#### Requirement:
Pull out each line of the records holding the string "vlhčící".
-- start of Source material --
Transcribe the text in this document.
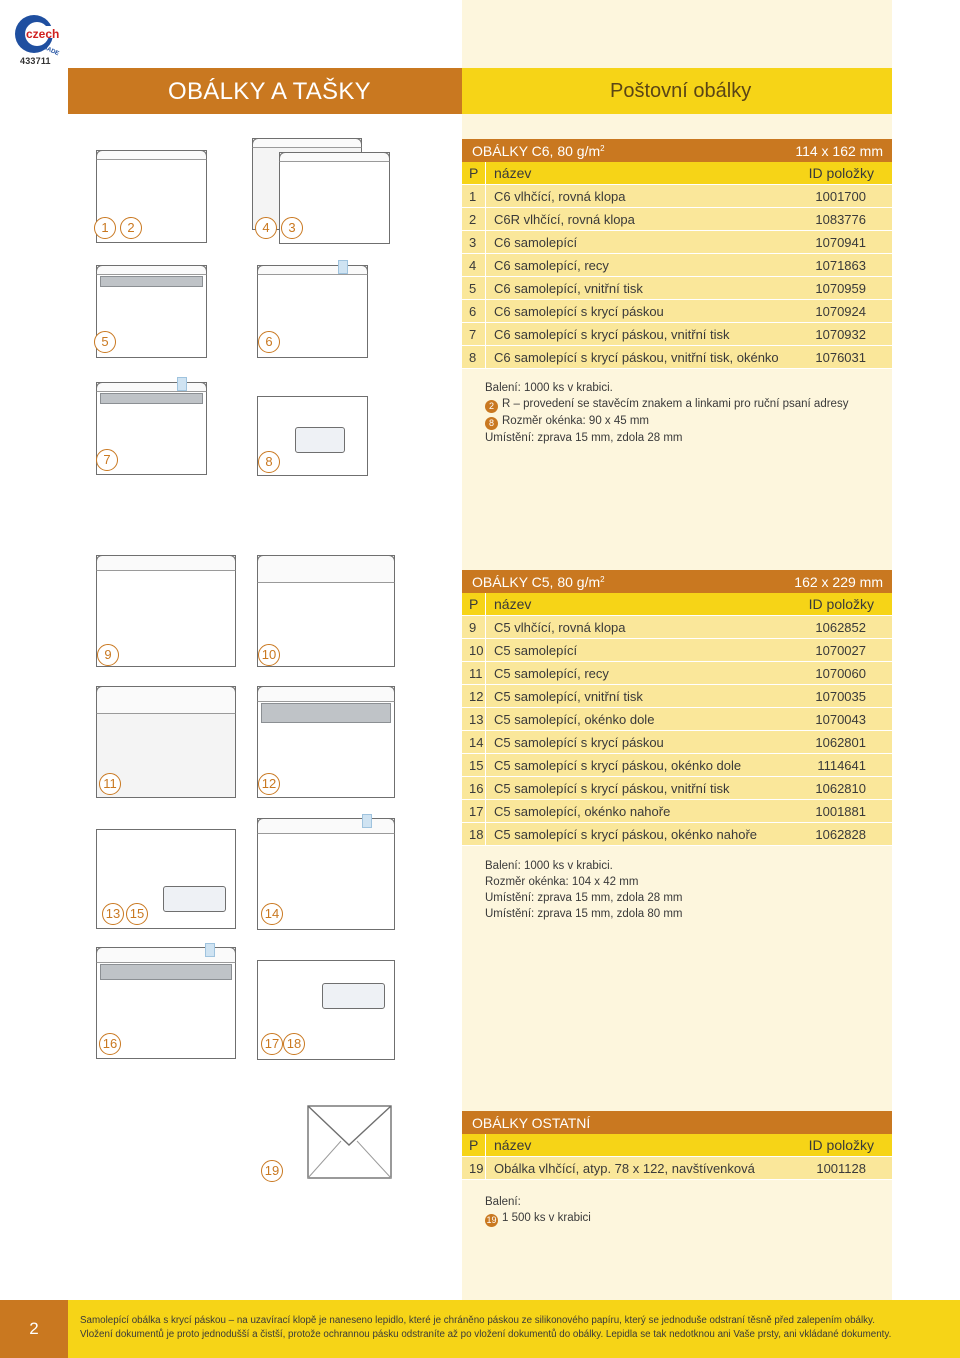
czech
MADE
433711
OBÁLKY A TAŠKY	Poštovní obálky
1	2	4	3
5	6
7	8
9	10
11	12
13 15	14
16	17 18
19
OBÁLKY C6, 80 $g/m^2$	114 x 162 mm
P	název	ID položky
1	C6 vlhčící, rovná klopa	1001700
2	C6R vlhčící, rovná klopa	1083776
3	C6 samolepící	1070941
4	C6 samolepící, recy	1071863
5	C6 samolepící, vnitřní tisk	1070959
6	C6 samolepící s krycí páskou	1070924
7	C6 samolepící s krycí páskou, vnitřní tisk	1070932
8	C6 samolepící s krycí páskou, vnitřní tisk, okénko	1076031
Balení: 1000 ks v krabici.
2 R – provedení se stavěcím znakem a linkami pro ruční psaní adresy
8 Rozměr okénka: 90 x 45 mm
Umístění: zprava 15 mm, zdola 28 mm
OBÁLKY C5, 80 $g/m^2$	162 x 229 mm
P	název	ID položky
9	C5 vlhčící, rovná klopa	1062852
10 C5 samolepící	1070027
11 C5 samolepící, recy	1070060
12 C5 samolepící, vnitřní tisk	1070035
13 C5 samolepící, okénko dole	1070043
14 C5 samolepící s krycí páskou	1062801
15 C5 samolepící s krycí páskou, okénko dole	1114641
16 C5 samolepící s krycí páskou, vnitřní tisk	1062810
17 C5 samolepící, okénko nahoře	1001881
18 C5 samolepící s krycí páskou, okénko nahoře	1062828
Balení: 1000 ks v krabici.
Rozměr okénka: 104 x 42 mm
Umístění: zprava 15 mm, zdola 28 mm
Umístění: zprava 15 mm, zdola 80 mm
OBÁLKY OSTATNÍ
P	název	ID položky
19 Obálka vlhčící, atyp. 78 x 122, navštívenková	1001128
Balení:
19 1 500 ks v krabici
2	Samolepící obálka s krycí páskou – na uzavírací klopě je naneseno lepidlo, které je chráněno páskou ze silikonového papíru, který se jednoduše odstraní těsně před zalepením obálky.
Vložení dokumentů je proto jednodušší a čistší, protože ochrannou pásku odstraníte až po vložení dokumentů do obálky. Lepidla se tak nedotknou ani Vaše prsty, ani vkládané dokumenty.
-- end of Source material --
#### Solution below:
1	C6 vlhčící, rovná klopa	1001700
2	C6R vlhčící, rovná klopa	1083776
9	C5 vlhčící, rovná klopa	1062852
19 Obálka vlhčící, atyp. 78 x 122, navštívenková	1001128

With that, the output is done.